Select every line below containing the word "baby".

**RECORDS**
============
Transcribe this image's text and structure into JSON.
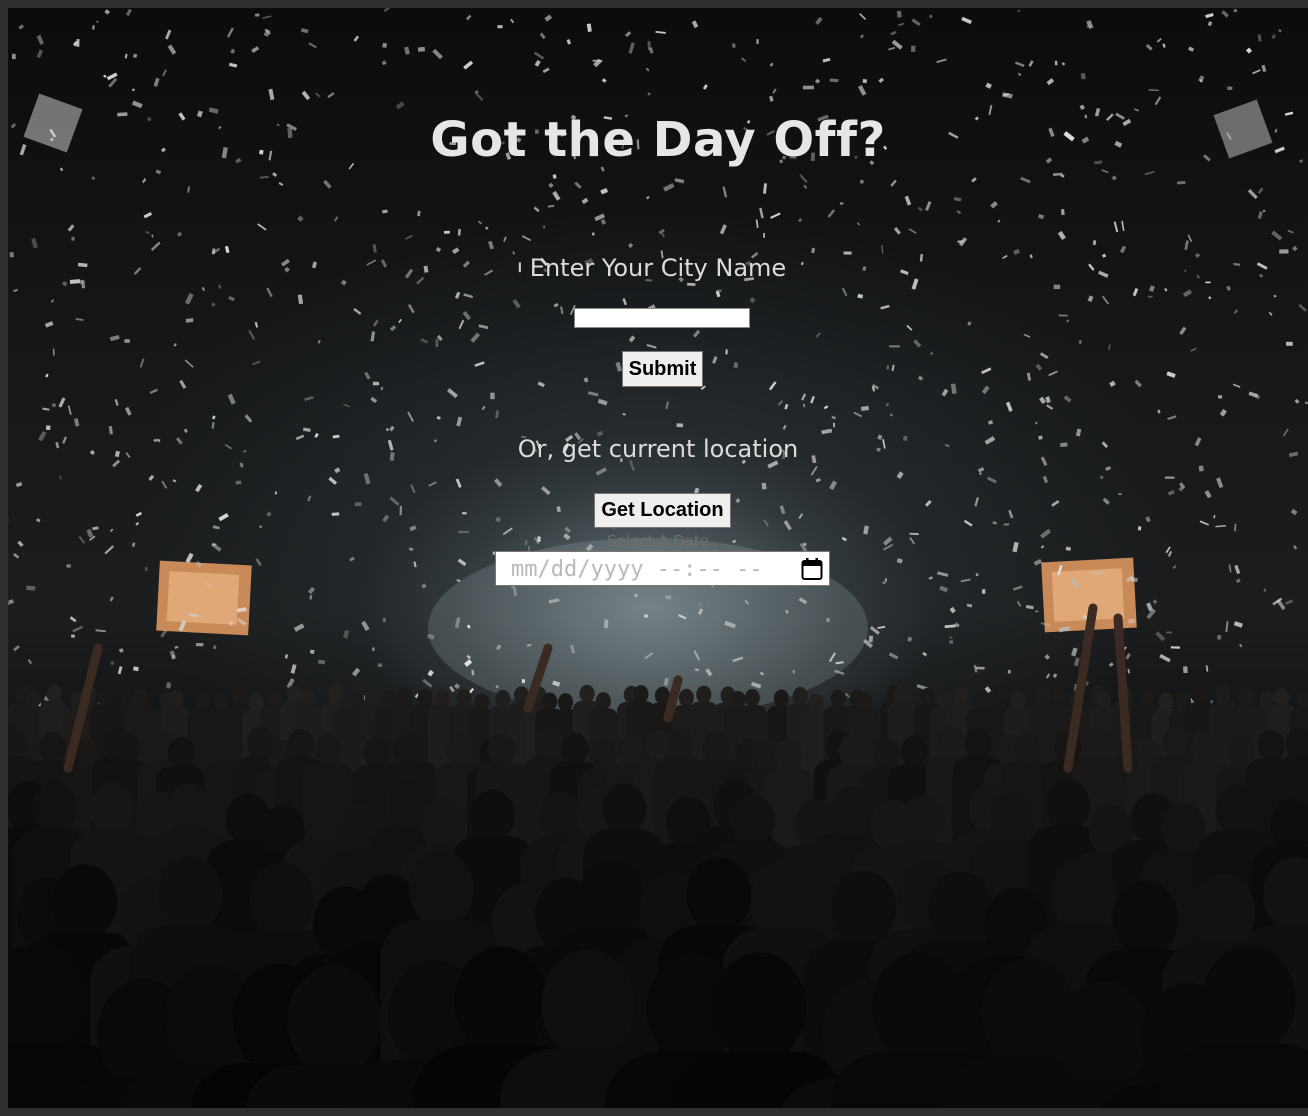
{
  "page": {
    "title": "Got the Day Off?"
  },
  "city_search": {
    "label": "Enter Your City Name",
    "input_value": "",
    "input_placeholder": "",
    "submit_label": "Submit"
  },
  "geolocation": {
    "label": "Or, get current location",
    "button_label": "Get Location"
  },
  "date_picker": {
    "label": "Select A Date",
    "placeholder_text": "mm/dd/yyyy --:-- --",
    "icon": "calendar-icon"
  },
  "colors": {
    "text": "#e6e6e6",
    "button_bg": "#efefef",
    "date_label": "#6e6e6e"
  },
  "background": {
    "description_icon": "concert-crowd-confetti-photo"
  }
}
============
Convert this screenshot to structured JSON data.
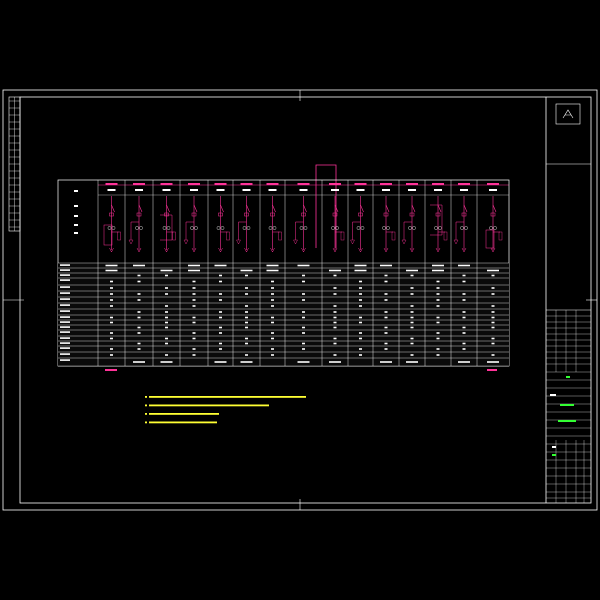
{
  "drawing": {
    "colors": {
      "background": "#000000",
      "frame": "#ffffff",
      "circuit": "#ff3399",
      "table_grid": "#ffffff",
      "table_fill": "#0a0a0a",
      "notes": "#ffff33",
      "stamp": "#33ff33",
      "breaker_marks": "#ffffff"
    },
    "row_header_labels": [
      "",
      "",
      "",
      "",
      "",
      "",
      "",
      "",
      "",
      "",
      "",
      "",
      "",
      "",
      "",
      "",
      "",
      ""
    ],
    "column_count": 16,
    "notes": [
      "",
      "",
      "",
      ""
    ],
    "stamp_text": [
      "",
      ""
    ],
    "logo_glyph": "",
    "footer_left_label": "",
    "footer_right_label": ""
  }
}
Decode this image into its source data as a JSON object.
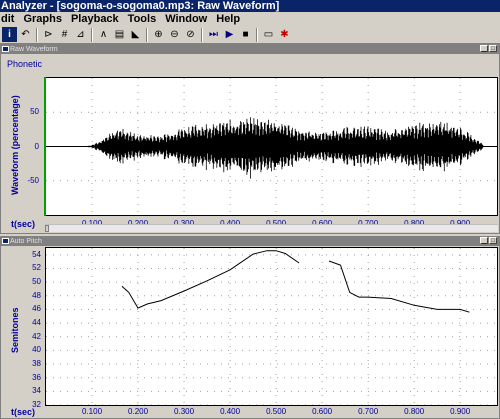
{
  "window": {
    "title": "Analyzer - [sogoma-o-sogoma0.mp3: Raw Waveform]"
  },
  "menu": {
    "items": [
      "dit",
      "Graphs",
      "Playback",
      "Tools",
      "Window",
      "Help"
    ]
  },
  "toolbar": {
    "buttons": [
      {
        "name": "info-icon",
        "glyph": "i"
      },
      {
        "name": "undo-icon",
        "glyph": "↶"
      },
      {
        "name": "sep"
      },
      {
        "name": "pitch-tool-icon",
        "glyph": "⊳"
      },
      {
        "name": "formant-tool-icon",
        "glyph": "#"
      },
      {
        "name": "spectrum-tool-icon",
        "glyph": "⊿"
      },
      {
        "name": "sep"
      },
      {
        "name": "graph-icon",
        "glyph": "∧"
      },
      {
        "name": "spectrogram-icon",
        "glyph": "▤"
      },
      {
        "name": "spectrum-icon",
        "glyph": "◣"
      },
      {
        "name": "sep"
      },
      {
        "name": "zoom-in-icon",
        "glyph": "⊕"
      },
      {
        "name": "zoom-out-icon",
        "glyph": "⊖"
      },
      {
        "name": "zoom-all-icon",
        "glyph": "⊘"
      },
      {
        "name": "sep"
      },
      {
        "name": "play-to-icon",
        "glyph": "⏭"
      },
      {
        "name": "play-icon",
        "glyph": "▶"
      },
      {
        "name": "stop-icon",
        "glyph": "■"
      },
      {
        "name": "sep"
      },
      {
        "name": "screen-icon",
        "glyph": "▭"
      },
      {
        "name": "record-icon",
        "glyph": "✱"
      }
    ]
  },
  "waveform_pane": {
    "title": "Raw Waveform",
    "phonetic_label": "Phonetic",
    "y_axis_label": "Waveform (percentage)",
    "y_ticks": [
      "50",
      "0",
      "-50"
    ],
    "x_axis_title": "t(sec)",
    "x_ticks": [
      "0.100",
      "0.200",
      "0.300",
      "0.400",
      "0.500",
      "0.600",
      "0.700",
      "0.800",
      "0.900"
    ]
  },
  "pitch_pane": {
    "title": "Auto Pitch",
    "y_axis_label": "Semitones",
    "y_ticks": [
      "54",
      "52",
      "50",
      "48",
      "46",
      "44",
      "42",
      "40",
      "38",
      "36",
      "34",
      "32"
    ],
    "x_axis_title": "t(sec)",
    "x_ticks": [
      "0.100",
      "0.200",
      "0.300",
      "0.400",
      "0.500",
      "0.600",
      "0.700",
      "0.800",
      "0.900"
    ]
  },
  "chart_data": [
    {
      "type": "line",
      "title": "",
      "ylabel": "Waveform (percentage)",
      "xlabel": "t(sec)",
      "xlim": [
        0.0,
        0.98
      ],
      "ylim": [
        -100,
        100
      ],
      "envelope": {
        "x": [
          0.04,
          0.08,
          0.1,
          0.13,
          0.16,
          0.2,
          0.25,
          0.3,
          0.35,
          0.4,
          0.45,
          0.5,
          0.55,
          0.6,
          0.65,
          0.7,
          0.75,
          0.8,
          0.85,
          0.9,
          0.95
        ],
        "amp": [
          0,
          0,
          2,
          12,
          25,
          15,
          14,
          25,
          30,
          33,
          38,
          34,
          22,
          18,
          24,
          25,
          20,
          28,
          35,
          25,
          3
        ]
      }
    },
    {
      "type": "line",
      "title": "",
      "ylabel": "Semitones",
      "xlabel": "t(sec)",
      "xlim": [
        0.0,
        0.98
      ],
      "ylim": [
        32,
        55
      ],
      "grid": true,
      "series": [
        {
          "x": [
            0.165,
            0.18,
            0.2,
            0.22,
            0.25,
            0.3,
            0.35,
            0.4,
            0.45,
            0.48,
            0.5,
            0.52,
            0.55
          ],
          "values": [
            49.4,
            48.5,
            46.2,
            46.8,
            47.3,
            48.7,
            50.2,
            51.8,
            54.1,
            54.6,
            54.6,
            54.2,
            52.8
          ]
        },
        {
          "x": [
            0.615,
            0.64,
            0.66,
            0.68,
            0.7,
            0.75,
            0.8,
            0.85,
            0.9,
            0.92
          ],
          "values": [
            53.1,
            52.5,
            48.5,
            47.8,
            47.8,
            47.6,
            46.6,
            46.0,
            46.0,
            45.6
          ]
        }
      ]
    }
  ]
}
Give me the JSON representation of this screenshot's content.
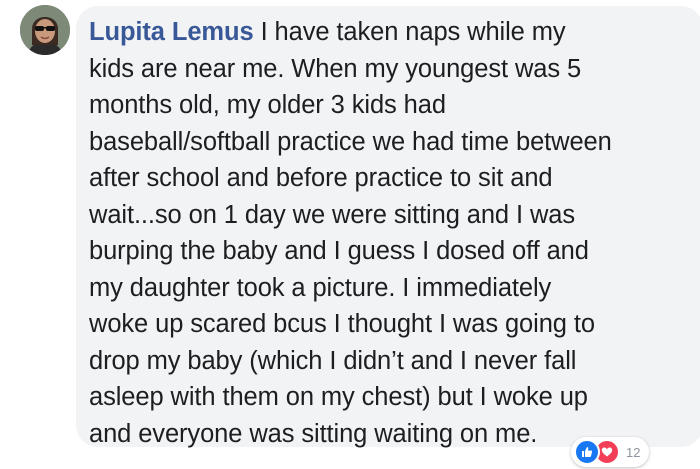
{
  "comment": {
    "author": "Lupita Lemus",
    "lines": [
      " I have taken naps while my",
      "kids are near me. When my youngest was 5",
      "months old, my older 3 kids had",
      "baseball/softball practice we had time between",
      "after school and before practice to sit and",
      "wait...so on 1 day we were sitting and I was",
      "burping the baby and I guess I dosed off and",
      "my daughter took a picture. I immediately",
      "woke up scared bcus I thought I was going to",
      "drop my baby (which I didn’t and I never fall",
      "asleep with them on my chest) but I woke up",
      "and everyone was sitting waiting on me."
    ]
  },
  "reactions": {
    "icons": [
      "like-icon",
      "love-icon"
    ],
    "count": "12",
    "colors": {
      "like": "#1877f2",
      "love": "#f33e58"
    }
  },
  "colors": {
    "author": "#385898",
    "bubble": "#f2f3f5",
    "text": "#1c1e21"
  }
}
============
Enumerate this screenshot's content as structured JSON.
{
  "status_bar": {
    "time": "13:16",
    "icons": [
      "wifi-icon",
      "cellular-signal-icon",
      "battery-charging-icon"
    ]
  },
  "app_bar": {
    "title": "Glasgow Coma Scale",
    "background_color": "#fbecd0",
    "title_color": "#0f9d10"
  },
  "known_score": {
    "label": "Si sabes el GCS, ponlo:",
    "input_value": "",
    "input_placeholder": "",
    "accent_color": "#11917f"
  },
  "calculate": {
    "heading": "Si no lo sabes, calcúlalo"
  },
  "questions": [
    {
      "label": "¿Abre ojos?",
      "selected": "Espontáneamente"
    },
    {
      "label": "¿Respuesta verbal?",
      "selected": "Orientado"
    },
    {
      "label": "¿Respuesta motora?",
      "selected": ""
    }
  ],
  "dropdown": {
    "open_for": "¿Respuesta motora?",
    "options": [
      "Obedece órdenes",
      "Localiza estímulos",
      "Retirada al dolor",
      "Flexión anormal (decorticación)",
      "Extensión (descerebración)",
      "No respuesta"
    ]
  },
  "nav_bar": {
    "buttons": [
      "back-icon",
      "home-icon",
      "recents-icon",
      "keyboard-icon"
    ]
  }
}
============
**EXPECTED ANSWER**
      "burping the baby and I guess I dosed off and",
      "drop my baby (which I didn’t and I never fall",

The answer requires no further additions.